Stored dataset items
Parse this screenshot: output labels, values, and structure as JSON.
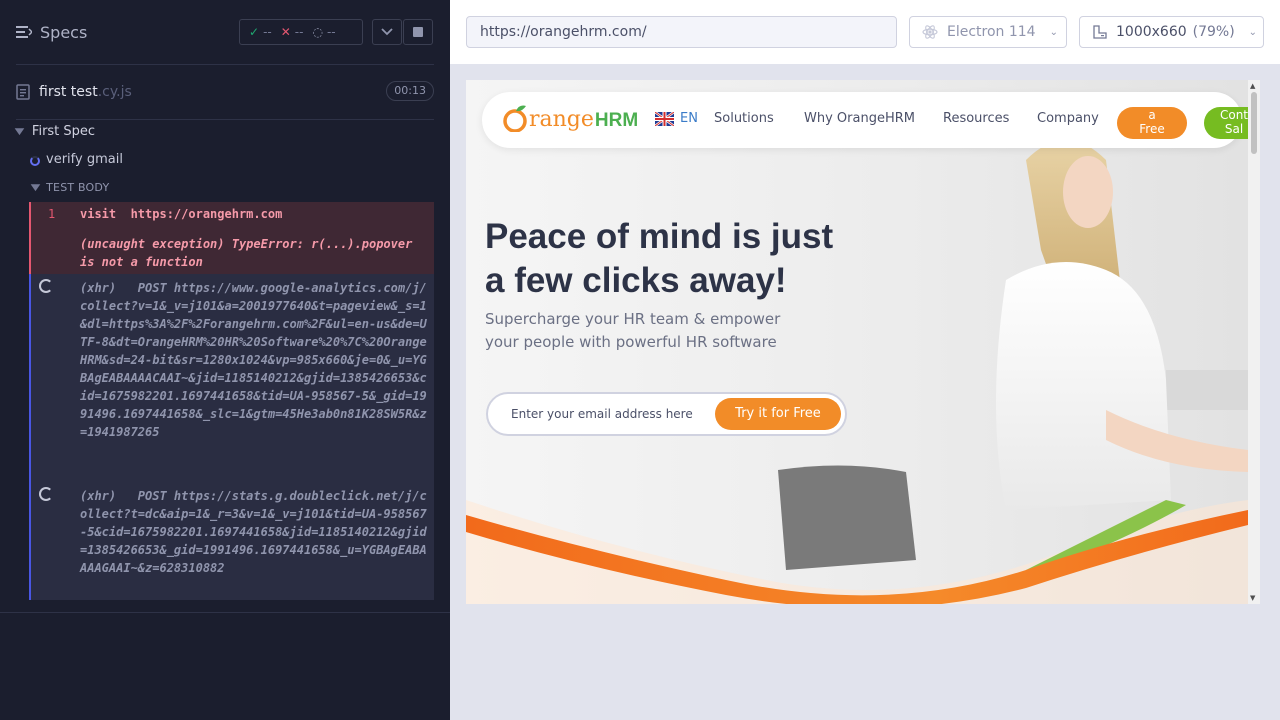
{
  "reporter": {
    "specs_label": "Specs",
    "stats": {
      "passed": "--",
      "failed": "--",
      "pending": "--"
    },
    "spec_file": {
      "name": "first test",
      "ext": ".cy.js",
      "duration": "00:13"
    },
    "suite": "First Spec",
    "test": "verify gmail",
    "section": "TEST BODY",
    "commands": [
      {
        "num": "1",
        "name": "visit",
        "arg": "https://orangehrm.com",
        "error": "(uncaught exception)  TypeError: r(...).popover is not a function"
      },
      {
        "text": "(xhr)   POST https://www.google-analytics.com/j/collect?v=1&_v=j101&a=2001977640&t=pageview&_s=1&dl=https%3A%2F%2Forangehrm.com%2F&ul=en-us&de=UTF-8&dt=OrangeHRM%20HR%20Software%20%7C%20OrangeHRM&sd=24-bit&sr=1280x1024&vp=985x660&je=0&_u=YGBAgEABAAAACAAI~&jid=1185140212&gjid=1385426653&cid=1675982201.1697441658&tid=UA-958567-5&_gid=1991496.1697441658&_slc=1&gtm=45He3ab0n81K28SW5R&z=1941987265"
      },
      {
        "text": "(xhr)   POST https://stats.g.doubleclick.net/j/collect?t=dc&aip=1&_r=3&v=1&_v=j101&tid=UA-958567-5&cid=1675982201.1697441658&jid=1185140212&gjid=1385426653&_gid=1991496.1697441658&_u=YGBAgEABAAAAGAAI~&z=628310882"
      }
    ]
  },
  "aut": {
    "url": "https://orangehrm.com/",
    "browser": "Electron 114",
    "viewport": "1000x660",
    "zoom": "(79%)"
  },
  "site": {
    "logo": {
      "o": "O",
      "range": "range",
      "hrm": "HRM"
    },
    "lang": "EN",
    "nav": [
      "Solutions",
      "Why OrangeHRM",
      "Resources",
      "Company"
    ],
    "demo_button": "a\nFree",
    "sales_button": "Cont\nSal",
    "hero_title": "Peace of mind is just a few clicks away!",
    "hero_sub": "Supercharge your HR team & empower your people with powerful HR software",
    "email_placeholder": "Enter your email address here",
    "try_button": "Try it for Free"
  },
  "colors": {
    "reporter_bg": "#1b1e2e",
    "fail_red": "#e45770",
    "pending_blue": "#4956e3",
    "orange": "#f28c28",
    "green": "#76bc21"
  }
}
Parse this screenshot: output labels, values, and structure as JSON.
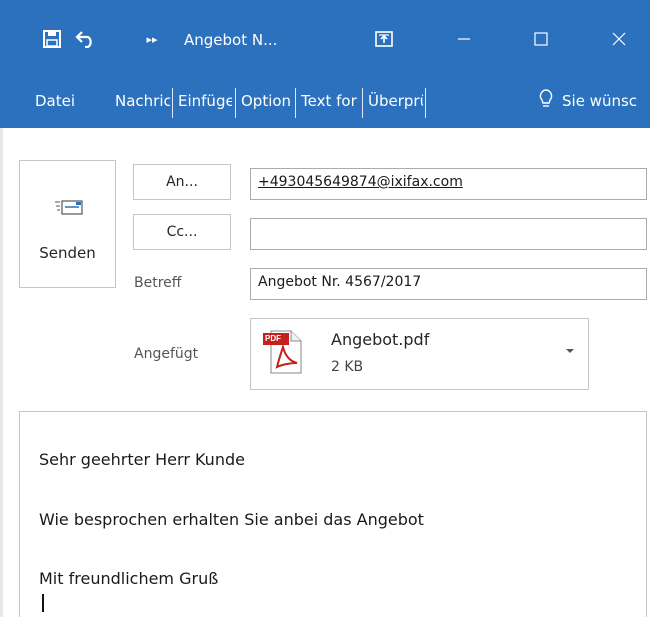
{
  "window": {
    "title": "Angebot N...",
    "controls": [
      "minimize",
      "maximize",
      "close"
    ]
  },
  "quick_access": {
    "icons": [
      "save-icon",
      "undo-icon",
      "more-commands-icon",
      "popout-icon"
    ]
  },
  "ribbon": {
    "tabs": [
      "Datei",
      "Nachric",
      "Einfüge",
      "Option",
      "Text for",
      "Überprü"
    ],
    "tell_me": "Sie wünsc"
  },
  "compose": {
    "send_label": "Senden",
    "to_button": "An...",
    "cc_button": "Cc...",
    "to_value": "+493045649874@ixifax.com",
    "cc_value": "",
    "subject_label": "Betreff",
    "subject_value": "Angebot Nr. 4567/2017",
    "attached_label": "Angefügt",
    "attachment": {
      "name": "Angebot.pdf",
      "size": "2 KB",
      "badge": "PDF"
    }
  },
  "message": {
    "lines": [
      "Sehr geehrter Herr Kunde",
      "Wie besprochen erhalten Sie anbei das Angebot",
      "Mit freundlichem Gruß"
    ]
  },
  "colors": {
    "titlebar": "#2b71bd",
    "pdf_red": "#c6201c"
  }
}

* * *

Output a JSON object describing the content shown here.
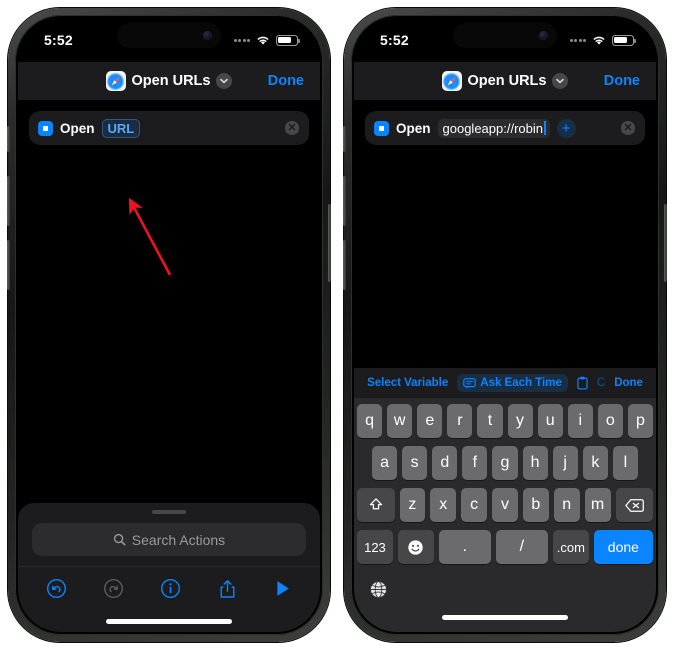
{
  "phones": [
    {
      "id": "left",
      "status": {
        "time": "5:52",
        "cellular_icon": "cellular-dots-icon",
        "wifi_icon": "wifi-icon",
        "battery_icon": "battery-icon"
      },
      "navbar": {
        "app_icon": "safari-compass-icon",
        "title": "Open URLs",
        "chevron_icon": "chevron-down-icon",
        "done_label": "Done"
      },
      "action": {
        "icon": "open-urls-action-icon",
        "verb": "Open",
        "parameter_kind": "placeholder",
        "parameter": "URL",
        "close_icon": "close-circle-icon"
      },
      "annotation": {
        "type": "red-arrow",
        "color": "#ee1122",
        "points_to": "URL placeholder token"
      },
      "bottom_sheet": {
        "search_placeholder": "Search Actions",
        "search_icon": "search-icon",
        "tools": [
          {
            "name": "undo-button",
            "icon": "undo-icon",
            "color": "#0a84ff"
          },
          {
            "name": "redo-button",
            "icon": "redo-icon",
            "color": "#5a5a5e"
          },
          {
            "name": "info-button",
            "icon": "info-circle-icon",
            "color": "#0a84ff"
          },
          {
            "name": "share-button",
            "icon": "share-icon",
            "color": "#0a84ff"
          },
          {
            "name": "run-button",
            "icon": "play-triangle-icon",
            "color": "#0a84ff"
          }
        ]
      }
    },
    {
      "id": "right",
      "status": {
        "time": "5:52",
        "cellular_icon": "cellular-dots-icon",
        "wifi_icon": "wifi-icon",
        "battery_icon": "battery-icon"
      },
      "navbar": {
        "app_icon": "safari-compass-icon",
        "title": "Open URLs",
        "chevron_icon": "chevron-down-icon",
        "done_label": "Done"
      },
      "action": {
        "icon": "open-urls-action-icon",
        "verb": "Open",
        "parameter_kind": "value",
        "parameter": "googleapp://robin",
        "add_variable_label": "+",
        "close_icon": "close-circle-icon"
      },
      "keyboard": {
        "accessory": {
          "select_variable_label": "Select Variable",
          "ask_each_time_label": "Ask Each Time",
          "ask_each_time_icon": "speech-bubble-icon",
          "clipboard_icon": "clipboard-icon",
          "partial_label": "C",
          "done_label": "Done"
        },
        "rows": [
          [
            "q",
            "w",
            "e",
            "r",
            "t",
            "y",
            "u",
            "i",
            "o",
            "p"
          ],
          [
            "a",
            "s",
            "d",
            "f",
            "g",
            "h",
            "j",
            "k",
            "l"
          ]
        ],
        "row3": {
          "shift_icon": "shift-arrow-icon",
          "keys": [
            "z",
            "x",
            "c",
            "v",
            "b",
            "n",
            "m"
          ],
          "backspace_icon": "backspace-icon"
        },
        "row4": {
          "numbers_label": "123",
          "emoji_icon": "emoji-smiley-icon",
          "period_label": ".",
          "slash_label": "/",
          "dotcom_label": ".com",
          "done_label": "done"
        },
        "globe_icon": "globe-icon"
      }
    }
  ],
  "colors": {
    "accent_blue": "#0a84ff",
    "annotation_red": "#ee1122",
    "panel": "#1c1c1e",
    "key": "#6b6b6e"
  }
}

...

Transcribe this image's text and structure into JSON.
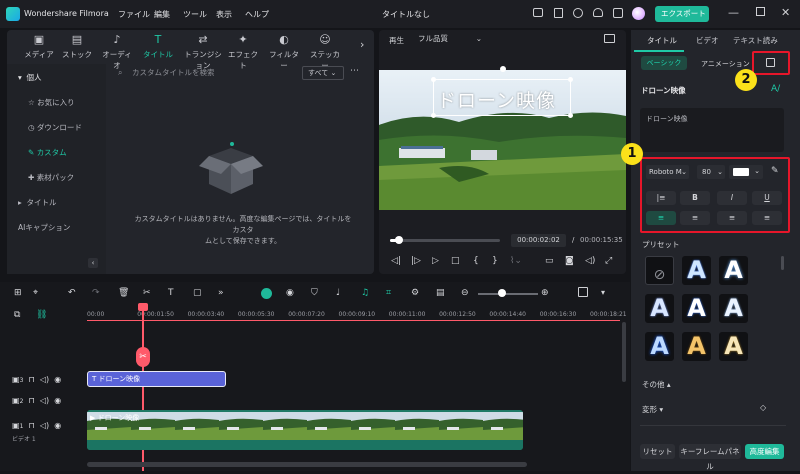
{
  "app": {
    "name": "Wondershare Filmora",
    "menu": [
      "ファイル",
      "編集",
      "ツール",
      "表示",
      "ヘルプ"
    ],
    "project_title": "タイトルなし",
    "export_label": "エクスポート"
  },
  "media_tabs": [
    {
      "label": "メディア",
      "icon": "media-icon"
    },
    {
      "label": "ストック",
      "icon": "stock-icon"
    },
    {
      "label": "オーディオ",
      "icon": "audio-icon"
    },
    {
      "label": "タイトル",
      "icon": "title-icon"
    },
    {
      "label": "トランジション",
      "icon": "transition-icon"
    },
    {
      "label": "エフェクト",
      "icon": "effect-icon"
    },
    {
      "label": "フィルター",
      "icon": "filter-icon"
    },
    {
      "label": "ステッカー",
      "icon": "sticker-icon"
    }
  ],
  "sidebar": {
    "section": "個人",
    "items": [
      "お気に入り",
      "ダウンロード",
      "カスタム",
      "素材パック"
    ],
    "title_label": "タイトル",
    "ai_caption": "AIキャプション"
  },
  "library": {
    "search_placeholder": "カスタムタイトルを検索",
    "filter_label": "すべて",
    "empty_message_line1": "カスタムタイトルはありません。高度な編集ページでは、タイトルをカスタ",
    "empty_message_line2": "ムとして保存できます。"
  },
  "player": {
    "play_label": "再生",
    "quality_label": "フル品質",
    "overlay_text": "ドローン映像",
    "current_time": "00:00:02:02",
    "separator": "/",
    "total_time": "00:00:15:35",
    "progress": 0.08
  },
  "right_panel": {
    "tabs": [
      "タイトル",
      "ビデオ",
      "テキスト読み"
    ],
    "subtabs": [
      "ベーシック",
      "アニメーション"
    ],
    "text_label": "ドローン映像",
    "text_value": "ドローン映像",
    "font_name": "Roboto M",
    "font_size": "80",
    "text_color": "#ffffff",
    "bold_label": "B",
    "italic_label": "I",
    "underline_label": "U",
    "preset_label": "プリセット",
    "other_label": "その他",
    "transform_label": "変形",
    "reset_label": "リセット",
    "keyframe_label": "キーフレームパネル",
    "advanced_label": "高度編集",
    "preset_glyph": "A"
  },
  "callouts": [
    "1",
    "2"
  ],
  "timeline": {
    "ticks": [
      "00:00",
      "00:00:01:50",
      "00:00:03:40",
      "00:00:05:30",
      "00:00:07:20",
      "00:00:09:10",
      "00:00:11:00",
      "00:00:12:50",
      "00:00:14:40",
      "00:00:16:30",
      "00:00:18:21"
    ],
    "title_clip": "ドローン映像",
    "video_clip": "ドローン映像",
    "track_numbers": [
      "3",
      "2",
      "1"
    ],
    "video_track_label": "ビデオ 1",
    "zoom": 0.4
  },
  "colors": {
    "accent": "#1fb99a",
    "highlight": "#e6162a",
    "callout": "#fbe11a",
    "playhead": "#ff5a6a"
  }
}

→ Task details
Search the lines above for the string "stats" and copy each line that has it.

→ Answer below
    "stats": {
        "text": "(xhr)   POST https://stats.g.doubleclick.net/j/collect?t=dc&aip=1&_r=3&v=1&_v=j101&tid=UA-958567-5&cid=1675982201.1697441658&jid=1185140212&gjid=1385426653&_gid=1991496.1697441658&_u=YGBAgEABAAAAGAAI~&z=628310882"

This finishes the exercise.